[Data entries for graphics]
-------

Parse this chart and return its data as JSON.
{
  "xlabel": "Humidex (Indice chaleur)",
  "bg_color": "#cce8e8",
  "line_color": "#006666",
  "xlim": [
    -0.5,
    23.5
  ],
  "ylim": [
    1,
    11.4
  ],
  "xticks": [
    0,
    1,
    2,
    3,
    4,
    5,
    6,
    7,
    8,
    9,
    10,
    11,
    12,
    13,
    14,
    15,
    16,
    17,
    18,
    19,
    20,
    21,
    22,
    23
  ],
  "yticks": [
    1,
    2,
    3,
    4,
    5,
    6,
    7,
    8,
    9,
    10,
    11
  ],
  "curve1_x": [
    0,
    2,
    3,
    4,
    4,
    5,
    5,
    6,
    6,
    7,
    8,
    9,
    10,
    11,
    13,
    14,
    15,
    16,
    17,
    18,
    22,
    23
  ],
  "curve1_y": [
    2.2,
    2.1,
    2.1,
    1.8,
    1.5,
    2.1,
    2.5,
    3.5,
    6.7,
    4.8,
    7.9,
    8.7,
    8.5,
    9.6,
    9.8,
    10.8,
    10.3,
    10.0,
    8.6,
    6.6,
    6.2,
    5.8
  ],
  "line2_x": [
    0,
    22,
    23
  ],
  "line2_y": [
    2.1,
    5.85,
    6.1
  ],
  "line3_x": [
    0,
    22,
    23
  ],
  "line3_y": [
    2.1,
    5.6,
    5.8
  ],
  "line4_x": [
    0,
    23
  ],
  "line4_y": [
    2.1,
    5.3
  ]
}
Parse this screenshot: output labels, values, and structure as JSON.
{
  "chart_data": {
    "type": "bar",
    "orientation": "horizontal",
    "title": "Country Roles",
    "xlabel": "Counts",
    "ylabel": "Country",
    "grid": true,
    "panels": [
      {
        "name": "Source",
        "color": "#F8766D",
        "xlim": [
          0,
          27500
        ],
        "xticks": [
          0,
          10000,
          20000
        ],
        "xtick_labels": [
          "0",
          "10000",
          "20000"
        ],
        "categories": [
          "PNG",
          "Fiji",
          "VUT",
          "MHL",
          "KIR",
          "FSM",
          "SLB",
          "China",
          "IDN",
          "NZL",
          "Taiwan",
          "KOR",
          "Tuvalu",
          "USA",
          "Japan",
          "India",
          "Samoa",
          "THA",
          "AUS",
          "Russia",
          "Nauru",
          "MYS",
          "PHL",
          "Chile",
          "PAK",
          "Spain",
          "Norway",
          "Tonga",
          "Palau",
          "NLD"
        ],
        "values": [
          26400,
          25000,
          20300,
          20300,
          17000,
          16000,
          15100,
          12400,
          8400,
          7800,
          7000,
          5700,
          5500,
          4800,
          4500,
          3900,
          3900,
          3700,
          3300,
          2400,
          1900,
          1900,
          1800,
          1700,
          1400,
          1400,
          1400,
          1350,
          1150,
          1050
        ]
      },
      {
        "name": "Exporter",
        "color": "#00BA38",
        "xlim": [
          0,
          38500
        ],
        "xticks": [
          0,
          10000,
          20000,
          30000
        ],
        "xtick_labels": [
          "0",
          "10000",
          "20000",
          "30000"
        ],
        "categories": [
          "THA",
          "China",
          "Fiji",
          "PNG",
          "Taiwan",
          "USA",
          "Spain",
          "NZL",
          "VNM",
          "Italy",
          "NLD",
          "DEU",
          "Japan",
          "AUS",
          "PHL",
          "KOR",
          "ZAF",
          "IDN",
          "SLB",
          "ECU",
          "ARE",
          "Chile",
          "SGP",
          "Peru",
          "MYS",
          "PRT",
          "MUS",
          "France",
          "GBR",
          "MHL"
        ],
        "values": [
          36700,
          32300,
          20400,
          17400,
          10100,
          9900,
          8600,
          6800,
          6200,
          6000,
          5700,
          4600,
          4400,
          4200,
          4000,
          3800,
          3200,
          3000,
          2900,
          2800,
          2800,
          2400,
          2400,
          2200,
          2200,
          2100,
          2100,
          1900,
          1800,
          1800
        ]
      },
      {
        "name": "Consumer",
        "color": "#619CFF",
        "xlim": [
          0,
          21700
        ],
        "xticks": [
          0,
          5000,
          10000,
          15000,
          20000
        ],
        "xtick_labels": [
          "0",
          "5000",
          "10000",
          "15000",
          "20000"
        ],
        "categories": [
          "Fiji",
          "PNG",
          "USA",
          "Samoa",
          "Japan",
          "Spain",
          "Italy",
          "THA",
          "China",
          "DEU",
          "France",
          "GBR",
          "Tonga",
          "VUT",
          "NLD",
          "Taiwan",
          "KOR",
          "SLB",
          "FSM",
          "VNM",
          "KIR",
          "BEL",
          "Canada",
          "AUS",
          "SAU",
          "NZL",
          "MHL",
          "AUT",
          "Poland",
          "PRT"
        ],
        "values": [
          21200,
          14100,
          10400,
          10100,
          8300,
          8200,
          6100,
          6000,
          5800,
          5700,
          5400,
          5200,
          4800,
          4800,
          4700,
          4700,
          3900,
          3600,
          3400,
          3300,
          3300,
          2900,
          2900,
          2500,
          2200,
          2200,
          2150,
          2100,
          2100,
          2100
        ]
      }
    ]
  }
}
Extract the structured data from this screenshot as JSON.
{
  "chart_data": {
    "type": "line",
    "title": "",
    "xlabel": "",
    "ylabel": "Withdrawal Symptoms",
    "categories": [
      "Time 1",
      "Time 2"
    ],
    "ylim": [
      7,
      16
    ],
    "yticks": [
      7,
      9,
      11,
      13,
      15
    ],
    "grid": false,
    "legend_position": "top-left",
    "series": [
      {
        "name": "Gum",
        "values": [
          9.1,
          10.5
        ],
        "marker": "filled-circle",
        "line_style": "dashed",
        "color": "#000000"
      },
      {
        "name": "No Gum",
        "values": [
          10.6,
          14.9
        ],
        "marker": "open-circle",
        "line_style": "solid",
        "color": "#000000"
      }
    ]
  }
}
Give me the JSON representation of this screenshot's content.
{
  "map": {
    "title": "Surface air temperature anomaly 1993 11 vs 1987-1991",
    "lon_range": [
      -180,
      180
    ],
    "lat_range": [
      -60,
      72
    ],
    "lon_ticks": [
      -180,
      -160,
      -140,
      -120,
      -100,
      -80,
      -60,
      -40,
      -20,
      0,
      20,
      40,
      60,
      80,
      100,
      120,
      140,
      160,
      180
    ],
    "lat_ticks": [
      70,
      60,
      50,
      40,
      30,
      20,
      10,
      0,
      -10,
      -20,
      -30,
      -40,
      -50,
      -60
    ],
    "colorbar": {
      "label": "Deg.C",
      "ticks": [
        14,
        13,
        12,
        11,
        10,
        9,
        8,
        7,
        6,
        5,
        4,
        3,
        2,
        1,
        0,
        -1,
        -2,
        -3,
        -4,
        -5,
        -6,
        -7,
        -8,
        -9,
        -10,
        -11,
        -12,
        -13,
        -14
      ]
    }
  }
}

-------

Produce an exact repeat of the lines from the one containing "Give me the" through the last line of the data, and nothing more.

Give me the JSON representation of this screenshot's content.
{
  "map": {
    "title": "Surface air temperature anomaly 1993 11 vs 1987-1991",
    "lon_range": [
      -180,
      180
    ],
    "lat_range": [
      -60,
      72
    ],
    "lon_ticks": [
      -180,
      -160,
      -140,
      -120,
      -100,
      -80,
      -60,
      -40,
      -20,
      0,
      20,
      40,
      60,
      80,
      100,
      120,
      140,
      160,
      180
    ],
    "lat_ticks": [
      70,
      60,
      50,
      40,
      30,
      20,
      10,
      0,
      -10,
      -20,
      -30,
      -40,
      -50,
      -60
    ],
    "colorbar": {
      "label": "Deg.C",
      "ticks": [
        14,
        13,
        12,
        11,
        10,
        9,
        8,
        7,
        6,
        5,
        4,
        3,
        2,
        1,
        0,
        -1,
        -2,
        -3,
        -4,
        -5,
        -6,
        -7,
        -8,
        -9,
        -10,
        -11,
        -12,
        -13,
        -14
      ]
    }
  }
}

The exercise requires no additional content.